** Directions for this task **
Show all lines of the listing that hold the word "JSON".

--- start ---

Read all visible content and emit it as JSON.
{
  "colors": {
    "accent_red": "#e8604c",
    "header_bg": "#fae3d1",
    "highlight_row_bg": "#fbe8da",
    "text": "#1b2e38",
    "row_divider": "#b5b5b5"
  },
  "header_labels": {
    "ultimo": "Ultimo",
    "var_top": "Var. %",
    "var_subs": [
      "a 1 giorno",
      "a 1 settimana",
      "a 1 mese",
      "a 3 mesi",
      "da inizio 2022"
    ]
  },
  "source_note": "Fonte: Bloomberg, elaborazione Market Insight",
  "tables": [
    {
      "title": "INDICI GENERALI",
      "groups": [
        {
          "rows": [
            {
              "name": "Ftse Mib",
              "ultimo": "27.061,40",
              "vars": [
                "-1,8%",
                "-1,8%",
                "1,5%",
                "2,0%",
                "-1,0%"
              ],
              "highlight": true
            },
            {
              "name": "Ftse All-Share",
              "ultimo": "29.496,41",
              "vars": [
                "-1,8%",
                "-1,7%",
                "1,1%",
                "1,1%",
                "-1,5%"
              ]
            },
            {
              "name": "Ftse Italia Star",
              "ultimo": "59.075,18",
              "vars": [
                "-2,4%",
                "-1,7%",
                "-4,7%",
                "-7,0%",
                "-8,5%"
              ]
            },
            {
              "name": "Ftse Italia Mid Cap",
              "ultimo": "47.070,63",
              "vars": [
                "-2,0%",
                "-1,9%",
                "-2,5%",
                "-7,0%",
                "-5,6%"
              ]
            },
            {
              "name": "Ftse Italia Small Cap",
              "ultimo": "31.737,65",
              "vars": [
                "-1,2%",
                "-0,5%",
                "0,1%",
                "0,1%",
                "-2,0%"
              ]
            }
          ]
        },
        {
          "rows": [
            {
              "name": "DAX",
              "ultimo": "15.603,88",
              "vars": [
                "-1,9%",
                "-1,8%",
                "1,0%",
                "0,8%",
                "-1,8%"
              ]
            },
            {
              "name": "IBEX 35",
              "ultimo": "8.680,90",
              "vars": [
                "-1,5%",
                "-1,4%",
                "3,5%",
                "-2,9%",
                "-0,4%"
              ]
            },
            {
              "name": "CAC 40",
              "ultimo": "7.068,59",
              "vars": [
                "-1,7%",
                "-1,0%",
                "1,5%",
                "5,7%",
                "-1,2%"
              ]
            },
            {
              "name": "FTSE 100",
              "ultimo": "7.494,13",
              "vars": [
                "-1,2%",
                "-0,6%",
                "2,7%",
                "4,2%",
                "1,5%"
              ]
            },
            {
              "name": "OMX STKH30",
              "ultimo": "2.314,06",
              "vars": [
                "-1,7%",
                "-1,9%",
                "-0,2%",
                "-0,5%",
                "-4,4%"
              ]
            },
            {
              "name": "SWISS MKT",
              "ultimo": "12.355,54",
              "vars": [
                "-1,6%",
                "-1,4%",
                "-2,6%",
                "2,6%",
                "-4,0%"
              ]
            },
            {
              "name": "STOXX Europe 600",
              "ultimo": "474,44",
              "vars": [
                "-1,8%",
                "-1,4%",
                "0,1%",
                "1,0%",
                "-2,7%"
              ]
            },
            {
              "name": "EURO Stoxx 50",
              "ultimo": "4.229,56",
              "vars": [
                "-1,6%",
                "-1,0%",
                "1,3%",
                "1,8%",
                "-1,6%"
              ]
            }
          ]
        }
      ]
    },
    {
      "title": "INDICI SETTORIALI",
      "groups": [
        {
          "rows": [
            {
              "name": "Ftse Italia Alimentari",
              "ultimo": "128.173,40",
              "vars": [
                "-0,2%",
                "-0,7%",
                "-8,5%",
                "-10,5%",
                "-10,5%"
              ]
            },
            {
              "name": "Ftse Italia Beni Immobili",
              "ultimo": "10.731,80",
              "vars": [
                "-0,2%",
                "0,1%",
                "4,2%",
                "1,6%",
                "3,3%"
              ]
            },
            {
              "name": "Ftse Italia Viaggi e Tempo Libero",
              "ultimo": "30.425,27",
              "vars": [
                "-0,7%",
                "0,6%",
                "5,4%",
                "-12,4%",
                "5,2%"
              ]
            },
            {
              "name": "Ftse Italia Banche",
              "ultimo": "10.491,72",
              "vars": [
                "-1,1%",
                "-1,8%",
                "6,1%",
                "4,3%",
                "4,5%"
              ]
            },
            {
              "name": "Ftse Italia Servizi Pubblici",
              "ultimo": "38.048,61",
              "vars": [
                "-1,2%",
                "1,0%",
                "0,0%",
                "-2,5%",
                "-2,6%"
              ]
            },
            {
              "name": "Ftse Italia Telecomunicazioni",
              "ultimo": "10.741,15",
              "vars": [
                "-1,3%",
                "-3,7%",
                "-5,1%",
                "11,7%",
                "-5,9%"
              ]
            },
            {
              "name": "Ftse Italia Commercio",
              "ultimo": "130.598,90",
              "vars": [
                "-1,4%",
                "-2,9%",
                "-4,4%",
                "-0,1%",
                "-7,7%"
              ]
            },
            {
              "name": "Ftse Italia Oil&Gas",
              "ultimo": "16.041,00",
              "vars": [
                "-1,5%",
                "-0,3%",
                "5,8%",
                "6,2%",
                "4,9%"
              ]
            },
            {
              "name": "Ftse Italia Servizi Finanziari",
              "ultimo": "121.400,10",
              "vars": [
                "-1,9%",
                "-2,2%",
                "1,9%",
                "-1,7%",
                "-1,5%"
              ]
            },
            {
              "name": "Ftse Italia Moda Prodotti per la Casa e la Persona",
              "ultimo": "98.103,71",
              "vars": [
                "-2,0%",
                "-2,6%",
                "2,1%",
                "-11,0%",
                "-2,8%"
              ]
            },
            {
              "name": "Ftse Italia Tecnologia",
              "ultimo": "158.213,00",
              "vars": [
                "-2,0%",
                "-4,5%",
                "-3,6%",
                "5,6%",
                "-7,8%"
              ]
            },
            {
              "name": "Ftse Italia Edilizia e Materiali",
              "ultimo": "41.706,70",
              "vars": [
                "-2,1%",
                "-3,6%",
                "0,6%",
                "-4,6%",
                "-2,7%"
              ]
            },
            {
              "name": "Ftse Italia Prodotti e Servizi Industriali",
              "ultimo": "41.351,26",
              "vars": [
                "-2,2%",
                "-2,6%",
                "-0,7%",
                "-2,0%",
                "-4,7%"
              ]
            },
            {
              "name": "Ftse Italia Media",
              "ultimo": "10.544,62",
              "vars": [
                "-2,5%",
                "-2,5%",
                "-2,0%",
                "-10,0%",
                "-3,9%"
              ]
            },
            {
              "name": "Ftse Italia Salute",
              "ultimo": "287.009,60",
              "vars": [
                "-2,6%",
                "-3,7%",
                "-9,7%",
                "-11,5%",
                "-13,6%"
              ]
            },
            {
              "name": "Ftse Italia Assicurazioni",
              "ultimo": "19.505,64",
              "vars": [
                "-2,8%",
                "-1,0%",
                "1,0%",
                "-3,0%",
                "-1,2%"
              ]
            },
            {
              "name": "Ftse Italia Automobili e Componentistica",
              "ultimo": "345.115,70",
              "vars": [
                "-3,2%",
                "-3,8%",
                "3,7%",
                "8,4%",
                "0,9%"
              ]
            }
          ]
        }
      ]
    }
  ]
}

--- end ---
--- start ---

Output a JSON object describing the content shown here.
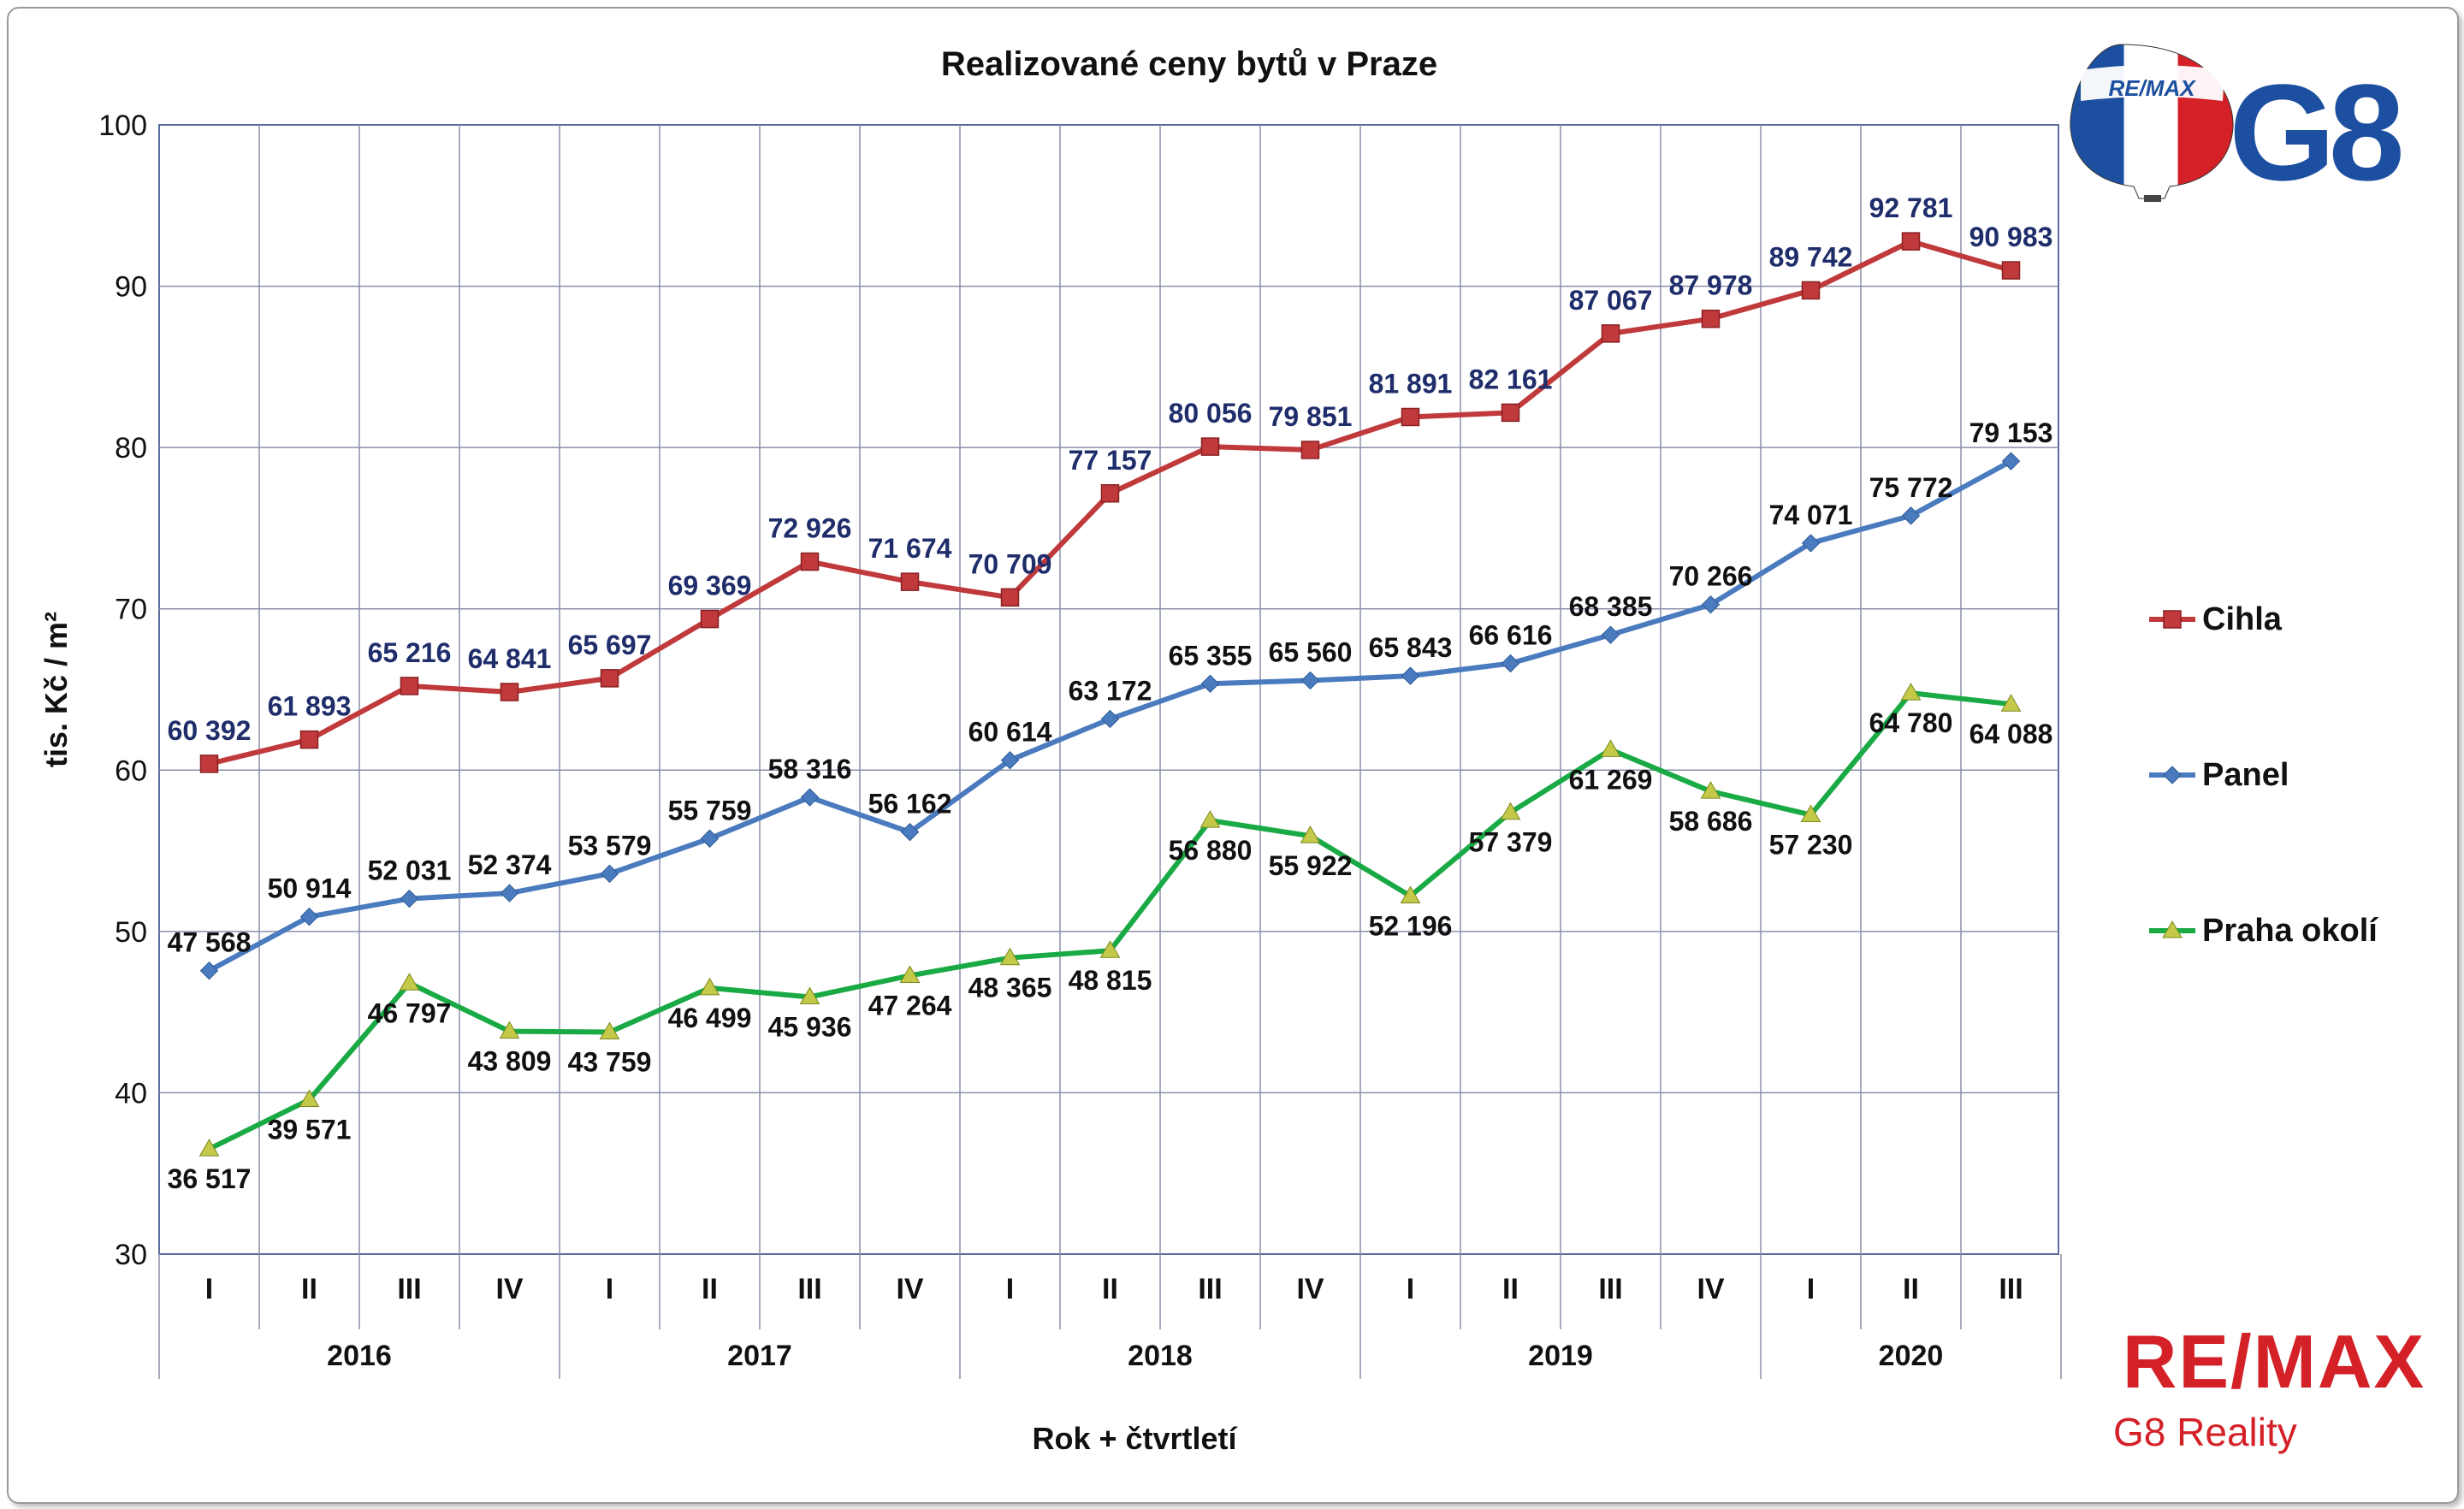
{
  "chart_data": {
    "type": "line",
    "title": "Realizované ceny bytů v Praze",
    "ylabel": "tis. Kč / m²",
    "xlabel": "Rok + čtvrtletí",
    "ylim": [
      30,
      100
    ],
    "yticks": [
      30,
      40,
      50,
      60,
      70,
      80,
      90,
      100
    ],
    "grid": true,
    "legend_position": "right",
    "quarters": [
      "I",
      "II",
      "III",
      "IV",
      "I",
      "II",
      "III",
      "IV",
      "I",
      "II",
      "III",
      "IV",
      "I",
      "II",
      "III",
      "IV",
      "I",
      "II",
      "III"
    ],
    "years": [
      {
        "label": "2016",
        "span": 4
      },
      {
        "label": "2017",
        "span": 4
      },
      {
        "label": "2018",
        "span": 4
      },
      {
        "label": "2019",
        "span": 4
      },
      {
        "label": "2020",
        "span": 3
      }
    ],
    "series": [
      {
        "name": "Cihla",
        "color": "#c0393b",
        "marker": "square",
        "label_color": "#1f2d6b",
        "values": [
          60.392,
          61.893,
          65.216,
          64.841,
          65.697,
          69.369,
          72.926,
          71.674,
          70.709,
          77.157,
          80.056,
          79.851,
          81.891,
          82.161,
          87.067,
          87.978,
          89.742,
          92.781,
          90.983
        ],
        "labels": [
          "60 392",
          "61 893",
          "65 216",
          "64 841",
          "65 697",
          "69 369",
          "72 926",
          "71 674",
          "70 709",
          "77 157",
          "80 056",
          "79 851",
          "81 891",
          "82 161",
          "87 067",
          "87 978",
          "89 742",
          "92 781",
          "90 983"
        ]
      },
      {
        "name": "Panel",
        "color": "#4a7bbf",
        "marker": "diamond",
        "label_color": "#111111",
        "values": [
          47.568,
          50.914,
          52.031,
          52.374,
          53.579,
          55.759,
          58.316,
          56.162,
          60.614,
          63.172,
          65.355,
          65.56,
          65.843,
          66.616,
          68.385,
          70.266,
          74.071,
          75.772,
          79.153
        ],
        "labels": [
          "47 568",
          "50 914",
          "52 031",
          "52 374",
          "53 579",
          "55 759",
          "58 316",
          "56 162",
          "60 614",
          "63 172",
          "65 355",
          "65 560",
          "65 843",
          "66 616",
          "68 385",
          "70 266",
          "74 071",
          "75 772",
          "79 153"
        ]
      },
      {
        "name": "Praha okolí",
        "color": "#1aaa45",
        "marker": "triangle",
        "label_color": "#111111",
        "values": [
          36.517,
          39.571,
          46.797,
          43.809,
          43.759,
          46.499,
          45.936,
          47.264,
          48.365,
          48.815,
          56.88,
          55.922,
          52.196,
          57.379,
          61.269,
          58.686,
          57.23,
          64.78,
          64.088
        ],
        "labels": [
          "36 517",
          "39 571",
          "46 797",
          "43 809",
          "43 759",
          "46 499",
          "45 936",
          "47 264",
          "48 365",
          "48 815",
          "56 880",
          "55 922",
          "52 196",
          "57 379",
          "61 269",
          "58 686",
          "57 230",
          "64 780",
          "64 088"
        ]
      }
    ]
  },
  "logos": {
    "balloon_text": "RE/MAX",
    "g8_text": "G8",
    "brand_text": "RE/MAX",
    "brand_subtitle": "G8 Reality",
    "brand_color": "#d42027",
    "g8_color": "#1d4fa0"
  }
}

--- end ---

** Written reply **
Read all visible content and emit it as JSON.
Output a JSON object describing the content shown here.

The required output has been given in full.